## BEGIN

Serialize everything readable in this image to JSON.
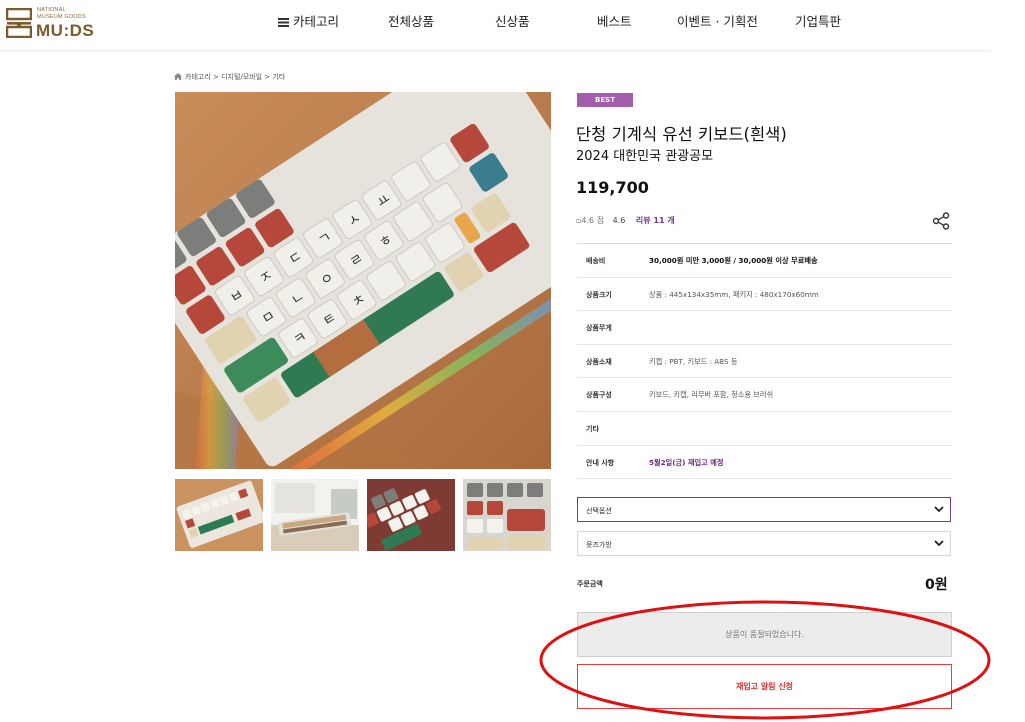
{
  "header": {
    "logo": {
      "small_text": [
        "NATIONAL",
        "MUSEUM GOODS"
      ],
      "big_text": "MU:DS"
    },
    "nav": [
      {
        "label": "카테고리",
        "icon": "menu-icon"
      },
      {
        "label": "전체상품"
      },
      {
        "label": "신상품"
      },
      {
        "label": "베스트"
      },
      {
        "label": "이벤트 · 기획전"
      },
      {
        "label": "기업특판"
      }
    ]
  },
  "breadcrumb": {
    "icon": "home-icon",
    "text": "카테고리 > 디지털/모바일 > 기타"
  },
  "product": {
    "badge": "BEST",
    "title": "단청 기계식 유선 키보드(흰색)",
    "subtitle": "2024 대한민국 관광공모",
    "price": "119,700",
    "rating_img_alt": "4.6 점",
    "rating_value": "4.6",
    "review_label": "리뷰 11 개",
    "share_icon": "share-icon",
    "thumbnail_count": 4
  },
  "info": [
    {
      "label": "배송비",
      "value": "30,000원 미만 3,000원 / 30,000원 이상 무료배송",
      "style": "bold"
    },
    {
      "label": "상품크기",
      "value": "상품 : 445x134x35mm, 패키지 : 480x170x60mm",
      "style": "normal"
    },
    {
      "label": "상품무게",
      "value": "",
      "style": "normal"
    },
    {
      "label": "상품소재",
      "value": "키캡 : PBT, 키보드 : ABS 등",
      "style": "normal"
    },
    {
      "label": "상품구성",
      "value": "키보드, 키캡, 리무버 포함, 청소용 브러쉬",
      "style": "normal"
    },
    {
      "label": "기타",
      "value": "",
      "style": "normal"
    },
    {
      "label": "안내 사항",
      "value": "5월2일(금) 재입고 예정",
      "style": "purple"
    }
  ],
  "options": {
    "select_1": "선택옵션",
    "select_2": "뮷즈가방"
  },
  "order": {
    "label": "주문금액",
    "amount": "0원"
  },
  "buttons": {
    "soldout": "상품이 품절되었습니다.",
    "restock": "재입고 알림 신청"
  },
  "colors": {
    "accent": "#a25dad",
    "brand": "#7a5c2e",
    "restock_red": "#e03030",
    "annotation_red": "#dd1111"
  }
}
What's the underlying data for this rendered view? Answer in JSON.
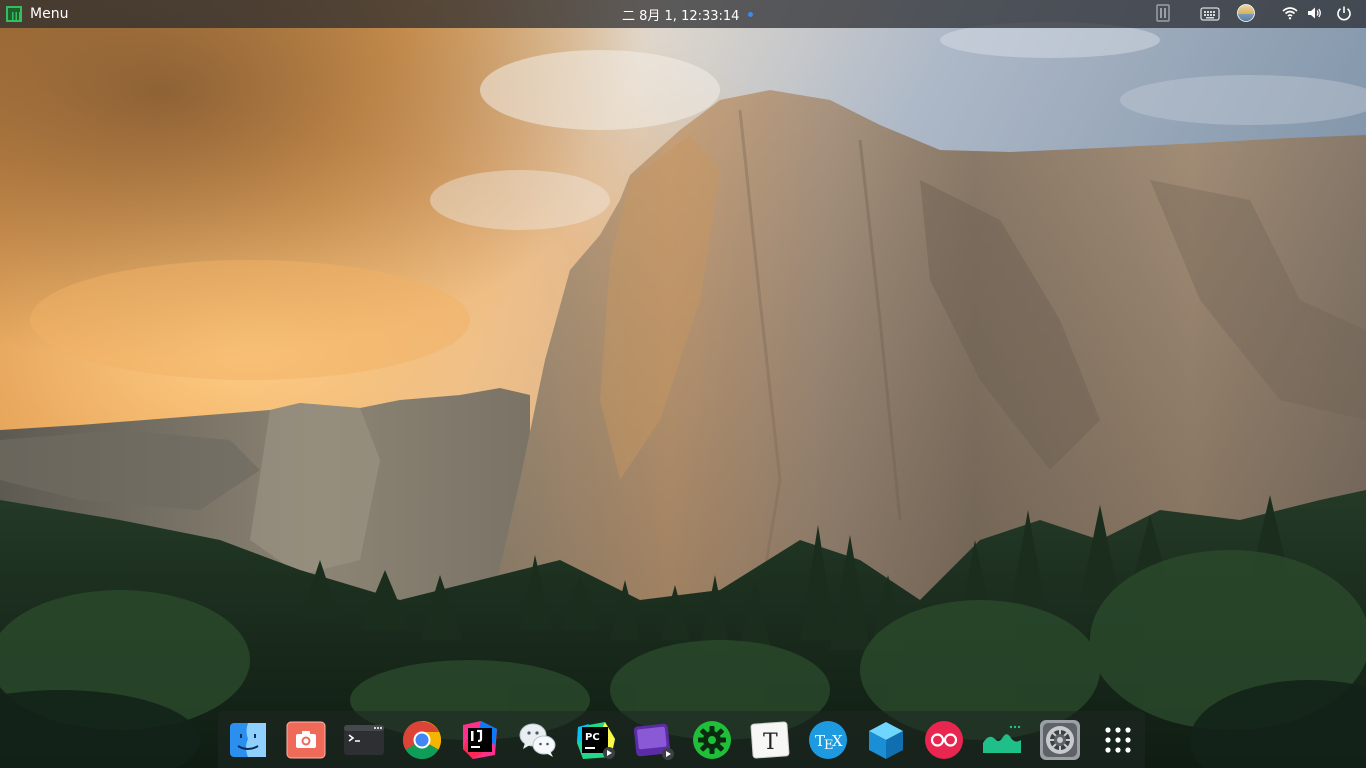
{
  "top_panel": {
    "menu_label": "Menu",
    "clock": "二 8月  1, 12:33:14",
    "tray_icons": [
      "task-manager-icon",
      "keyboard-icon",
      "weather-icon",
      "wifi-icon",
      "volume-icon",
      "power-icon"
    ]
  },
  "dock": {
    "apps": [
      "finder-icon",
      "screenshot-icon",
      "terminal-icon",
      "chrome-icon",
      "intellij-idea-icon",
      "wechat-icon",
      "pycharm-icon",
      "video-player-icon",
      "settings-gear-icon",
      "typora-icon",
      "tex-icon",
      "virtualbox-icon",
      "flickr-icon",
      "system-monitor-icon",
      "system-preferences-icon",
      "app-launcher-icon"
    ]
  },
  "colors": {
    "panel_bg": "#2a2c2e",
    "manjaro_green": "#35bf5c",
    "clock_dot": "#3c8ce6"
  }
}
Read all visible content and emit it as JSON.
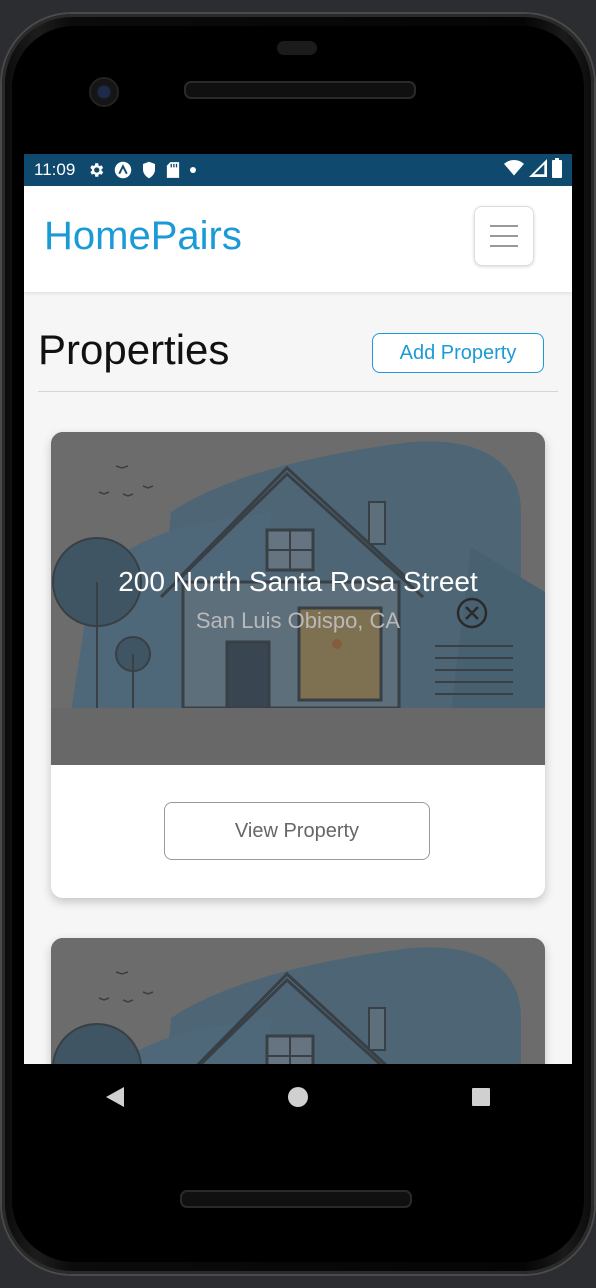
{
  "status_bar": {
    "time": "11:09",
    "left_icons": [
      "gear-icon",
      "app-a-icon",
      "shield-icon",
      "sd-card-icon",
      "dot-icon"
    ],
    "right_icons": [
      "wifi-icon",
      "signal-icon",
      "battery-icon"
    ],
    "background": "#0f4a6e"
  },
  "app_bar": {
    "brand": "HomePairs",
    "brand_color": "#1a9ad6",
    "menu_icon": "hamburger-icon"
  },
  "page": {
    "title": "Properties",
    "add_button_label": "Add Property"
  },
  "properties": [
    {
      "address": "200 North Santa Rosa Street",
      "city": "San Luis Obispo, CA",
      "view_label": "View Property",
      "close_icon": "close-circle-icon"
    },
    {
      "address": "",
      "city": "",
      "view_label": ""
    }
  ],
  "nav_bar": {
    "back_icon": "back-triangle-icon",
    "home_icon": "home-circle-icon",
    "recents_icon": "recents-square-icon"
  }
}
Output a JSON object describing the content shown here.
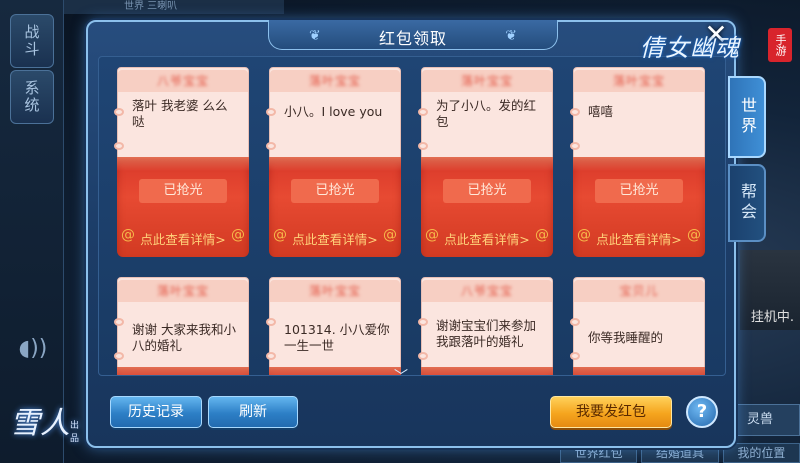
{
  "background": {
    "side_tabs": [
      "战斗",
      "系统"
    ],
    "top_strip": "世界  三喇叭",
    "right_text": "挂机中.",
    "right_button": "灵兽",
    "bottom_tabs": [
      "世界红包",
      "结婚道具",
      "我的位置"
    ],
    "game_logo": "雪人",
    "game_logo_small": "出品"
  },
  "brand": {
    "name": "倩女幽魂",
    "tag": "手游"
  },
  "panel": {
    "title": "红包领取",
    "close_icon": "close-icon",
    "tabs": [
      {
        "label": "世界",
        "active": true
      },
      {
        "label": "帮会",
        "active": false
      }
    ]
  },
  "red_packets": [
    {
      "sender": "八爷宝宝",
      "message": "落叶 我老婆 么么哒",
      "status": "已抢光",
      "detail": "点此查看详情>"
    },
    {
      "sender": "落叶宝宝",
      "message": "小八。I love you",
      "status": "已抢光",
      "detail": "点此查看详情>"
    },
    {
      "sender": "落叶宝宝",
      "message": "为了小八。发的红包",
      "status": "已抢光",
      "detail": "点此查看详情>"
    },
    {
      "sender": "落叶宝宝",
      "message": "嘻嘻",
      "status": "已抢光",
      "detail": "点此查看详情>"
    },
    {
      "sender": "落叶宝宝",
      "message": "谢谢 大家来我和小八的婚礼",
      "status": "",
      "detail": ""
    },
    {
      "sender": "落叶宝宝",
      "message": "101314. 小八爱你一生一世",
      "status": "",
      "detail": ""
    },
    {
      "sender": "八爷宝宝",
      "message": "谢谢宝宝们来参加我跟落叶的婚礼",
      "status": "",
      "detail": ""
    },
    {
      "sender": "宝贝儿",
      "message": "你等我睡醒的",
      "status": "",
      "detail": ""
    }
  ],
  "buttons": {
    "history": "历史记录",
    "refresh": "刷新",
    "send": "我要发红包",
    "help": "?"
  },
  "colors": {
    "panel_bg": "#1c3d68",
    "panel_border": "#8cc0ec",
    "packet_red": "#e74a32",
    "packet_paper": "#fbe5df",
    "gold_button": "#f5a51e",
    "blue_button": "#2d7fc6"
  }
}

## END

[JOB] In the entries above, find each line with the word "close" and copy it.

[ANSWER TO THIS PROBLEM]
      "close_icon": "close-circle-icon"
    "close_icon": "close-icon",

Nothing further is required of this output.